DO THIS
Go through the lines below and copy each one that holds the string "biztonsági".

GIVEN INFORMATION
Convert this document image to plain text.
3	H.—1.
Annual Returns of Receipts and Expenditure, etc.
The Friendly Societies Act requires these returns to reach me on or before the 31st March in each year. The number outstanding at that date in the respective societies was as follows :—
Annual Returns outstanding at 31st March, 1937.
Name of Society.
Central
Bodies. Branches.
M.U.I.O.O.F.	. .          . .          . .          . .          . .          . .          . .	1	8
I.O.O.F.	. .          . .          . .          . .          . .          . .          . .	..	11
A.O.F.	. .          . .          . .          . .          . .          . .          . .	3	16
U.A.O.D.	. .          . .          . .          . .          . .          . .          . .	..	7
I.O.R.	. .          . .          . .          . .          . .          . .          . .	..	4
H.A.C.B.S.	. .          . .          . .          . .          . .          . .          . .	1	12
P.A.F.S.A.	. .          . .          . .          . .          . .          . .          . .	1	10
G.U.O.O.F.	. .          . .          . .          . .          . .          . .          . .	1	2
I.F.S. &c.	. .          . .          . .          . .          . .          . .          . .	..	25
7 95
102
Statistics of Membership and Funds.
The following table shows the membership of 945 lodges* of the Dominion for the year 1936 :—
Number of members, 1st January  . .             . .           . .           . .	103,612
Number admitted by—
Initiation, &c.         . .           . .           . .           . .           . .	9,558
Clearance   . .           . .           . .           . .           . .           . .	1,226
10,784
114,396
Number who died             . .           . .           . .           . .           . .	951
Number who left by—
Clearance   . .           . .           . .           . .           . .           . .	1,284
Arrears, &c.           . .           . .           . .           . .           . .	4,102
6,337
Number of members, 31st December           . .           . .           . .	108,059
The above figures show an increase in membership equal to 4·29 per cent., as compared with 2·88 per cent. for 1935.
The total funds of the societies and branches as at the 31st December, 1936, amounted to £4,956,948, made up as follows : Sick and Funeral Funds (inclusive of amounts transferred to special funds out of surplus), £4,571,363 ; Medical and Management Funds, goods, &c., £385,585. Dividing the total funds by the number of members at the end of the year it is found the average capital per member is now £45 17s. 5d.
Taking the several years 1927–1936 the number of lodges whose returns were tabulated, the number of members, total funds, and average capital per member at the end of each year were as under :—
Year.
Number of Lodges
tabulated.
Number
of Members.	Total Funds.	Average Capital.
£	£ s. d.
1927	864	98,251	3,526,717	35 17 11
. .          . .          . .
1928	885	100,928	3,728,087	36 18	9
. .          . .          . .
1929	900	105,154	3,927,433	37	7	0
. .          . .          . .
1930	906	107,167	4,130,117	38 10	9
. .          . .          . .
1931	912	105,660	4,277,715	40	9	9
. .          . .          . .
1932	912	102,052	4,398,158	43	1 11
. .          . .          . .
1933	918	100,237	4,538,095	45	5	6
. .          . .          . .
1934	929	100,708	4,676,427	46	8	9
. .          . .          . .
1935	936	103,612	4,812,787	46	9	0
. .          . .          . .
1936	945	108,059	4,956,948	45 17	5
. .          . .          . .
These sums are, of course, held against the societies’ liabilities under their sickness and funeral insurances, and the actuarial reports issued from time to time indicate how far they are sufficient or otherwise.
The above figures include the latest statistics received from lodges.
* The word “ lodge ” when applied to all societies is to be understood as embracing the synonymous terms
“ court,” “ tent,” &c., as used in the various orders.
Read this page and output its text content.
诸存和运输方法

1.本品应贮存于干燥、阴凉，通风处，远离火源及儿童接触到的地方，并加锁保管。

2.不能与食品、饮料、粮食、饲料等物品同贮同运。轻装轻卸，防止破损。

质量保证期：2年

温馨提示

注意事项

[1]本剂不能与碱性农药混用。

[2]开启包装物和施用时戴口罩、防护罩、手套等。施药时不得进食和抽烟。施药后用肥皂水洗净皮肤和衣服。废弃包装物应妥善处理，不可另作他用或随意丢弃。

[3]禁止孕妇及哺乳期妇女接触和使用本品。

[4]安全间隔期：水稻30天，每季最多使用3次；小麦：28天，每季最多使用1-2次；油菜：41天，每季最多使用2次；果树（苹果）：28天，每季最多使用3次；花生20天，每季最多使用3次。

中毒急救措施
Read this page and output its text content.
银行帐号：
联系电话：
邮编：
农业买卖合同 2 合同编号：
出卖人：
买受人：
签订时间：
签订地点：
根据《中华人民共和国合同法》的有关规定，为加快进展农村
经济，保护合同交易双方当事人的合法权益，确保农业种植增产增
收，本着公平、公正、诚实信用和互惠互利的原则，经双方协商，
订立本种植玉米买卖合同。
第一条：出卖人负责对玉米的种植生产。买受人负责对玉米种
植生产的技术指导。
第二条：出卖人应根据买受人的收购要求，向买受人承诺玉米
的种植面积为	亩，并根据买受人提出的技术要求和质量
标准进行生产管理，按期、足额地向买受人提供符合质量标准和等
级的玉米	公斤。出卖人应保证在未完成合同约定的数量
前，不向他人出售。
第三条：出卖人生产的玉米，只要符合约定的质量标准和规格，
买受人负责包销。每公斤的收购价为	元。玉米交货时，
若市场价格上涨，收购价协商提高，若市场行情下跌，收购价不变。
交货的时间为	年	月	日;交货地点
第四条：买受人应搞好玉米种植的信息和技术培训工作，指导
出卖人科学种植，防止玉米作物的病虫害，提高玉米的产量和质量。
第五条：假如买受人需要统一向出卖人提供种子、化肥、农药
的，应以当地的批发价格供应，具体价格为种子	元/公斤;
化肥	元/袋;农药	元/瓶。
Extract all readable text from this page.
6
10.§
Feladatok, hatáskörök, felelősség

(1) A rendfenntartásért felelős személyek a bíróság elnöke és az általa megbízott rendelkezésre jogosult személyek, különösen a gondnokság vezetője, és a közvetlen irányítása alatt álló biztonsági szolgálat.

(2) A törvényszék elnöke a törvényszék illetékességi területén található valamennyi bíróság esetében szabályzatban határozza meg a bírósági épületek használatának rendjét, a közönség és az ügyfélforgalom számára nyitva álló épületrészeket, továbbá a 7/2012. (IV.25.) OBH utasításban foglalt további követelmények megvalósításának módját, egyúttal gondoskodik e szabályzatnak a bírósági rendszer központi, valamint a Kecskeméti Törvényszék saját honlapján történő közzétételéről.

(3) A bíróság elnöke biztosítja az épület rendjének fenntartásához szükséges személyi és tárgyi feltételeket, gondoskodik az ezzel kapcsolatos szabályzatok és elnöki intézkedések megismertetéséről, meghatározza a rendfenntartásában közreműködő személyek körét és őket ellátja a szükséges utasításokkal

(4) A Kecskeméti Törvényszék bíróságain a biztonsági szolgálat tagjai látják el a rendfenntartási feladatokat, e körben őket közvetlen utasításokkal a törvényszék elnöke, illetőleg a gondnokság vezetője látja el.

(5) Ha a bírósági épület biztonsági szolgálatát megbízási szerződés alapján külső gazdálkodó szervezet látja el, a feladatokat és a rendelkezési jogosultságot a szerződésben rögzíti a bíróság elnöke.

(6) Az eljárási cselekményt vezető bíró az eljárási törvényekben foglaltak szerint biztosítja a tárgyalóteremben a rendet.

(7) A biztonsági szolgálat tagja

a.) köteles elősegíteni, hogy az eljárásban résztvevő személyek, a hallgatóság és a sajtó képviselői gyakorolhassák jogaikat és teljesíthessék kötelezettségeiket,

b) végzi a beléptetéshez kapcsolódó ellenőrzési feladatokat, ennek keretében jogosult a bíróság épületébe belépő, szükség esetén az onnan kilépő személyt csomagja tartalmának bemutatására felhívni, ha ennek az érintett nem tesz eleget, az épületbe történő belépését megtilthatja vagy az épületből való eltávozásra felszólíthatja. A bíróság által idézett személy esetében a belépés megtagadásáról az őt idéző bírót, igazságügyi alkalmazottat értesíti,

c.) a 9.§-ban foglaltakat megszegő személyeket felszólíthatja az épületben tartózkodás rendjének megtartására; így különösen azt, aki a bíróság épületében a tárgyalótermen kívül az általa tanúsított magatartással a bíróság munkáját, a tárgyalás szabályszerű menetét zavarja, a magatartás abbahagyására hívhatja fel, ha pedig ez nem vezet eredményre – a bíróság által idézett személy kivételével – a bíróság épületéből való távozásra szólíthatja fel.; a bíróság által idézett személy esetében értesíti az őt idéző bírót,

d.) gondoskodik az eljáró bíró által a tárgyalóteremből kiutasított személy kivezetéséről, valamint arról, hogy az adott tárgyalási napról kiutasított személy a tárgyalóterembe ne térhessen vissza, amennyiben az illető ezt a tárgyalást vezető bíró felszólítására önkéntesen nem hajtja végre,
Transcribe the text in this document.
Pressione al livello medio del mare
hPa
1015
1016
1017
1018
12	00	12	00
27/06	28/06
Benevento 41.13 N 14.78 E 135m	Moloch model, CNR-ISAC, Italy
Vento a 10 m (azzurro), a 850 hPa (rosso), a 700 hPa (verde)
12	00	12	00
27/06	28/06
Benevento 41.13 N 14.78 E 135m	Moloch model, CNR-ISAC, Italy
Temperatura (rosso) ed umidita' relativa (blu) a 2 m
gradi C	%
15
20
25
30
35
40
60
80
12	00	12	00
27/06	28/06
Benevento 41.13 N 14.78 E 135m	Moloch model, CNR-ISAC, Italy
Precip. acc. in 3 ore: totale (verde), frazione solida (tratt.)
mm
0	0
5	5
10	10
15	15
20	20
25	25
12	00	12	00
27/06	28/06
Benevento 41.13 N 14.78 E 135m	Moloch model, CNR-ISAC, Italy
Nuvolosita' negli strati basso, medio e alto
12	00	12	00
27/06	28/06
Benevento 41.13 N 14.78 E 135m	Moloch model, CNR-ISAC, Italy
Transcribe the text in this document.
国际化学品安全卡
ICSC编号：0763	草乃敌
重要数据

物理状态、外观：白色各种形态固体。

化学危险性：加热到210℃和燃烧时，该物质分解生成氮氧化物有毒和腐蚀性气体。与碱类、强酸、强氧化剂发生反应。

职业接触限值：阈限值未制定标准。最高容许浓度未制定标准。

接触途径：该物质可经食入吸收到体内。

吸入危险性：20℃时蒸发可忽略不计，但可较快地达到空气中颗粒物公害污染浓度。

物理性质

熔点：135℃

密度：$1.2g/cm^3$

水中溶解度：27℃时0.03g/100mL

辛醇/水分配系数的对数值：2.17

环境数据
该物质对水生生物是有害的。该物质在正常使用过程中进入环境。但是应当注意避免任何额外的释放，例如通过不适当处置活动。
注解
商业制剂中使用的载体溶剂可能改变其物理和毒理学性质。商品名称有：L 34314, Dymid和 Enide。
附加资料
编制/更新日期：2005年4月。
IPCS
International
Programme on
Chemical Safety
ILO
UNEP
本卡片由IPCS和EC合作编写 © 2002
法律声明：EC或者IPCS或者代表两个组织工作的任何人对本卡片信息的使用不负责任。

EXPECTED ANSWER
(1) A rendfenntartásért felelős személyek a bíróság elnöke és az általa megbízott rendelkezésre jogosult személyek, különösen a gondnokság vezetője, és a közvetlen irányítása alatt álló biztonsági szolgálat.
(4) A Kecskeméti Törvényszék bíróságain a biztonsági szolgálat tagjai látják el a rendfenntartási feladatokat, e körben őket közvetlen utasításokkal a törvényszék elnöke, illetőleg a gondnokság vezetője látja el.
(5) Ha a bírósági épület biztonsági szolgálatát megbízási szerződés alapján külső gazdálkodó szervezet látja el, a feladatokat és a rendelkezési jogosultságot a szerződésben rögzíti a bíróság elnöke.
(7) A biztonsági szolgálat tagja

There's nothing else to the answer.